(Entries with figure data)
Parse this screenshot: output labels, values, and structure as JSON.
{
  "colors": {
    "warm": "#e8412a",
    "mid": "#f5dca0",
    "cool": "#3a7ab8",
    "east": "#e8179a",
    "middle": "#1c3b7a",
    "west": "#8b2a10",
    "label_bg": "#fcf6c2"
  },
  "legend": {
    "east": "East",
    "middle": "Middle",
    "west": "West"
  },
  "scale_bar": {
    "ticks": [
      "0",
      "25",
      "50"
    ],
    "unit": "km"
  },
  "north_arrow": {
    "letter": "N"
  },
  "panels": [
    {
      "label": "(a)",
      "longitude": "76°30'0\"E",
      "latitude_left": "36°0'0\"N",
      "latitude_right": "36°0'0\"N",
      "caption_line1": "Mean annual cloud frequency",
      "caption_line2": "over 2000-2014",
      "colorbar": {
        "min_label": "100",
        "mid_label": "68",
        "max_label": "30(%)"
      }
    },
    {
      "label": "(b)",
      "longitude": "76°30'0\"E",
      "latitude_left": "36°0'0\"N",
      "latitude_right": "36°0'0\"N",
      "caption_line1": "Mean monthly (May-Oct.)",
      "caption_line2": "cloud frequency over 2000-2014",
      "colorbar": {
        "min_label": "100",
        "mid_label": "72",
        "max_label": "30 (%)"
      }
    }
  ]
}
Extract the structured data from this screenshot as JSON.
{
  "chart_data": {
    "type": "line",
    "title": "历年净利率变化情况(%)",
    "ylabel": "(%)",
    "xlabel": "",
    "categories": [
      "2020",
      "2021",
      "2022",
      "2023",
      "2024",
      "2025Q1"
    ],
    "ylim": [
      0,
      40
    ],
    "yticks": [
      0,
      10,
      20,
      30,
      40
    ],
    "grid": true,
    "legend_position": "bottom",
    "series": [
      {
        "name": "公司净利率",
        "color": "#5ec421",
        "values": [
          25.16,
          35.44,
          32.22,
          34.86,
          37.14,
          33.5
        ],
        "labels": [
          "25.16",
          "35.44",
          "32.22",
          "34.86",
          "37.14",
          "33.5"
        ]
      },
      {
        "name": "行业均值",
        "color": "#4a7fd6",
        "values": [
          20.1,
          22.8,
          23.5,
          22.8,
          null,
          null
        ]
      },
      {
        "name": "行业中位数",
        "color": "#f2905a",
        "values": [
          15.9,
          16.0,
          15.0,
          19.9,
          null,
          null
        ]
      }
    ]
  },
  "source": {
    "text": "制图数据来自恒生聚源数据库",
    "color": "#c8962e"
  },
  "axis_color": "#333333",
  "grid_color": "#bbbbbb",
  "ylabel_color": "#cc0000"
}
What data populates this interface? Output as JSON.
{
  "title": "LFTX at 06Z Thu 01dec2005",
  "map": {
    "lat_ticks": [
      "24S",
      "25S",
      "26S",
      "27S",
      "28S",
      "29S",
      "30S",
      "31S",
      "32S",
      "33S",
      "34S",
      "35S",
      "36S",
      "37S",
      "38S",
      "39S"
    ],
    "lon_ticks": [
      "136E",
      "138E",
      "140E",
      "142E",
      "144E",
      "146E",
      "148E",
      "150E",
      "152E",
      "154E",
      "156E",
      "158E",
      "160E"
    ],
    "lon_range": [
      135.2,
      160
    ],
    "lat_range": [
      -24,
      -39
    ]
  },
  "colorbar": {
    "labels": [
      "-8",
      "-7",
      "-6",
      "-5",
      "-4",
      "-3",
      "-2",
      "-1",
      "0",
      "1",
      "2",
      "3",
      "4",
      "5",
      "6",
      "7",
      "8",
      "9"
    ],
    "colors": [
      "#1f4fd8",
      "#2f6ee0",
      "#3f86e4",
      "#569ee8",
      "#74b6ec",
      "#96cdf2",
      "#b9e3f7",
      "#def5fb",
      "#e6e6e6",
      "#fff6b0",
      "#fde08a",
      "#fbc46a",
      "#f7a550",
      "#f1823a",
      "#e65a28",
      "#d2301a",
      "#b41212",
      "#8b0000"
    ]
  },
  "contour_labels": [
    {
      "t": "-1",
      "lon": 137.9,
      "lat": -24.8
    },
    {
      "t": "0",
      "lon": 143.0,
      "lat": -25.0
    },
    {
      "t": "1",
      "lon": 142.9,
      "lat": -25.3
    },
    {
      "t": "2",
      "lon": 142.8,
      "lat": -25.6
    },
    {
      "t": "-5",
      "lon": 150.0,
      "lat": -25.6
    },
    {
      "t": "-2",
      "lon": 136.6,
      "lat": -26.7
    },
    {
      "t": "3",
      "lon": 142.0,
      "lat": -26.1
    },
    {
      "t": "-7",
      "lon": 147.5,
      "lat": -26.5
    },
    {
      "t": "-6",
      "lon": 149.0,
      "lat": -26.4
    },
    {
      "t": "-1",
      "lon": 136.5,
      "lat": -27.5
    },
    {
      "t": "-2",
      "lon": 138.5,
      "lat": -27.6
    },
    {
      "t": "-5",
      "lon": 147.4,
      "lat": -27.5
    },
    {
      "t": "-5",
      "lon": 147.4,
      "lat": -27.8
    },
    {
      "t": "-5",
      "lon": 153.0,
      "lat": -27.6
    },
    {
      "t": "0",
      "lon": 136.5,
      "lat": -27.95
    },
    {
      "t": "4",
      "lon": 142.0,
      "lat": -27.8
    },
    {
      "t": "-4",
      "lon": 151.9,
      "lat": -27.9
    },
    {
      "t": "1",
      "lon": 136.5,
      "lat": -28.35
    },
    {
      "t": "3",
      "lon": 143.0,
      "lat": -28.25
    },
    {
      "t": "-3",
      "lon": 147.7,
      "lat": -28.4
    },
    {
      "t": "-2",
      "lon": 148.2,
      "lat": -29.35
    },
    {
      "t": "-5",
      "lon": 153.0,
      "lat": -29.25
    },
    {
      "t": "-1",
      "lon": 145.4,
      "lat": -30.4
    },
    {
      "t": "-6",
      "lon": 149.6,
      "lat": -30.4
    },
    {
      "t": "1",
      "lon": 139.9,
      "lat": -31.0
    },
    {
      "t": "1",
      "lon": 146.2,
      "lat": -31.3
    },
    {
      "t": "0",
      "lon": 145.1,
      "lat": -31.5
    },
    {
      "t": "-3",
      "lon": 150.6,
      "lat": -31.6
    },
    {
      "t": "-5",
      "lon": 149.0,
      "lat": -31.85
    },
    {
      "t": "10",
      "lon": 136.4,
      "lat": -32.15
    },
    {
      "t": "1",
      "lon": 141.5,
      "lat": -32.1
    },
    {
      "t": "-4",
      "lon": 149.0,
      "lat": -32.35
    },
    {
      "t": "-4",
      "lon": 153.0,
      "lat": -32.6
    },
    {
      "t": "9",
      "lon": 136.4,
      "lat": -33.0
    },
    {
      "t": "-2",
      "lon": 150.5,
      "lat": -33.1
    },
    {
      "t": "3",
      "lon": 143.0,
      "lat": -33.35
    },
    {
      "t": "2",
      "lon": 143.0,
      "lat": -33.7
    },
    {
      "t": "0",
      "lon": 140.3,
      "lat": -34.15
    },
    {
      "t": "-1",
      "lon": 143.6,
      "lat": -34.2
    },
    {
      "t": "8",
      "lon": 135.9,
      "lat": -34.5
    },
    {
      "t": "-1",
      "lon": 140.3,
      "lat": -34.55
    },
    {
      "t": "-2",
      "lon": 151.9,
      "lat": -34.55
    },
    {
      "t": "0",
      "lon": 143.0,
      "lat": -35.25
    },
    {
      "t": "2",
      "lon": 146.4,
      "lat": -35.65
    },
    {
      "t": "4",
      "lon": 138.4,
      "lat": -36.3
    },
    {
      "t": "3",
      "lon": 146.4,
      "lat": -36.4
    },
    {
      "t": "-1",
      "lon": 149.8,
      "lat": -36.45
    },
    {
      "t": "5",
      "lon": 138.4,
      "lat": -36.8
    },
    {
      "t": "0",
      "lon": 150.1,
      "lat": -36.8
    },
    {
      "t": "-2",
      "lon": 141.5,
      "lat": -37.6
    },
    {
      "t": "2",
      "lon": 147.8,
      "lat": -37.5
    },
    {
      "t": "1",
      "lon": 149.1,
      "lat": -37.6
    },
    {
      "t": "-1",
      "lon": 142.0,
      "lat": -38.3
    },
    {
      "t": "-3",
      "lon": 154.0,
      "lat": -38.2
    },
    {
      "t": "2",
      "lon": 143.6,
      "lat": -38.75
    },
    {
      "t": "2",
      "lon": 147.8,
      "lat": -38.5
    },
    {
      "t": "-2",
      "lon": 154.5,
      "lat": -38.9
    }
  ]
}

→ Task objective
Which lines above hold the word "this"? Copy each of them.

→ Task response
Parse this screenshot: output labels, values, and structure as JSON.
Extract the structured data from this screenshot as JSON.
What data populates this interface? Output as JSON.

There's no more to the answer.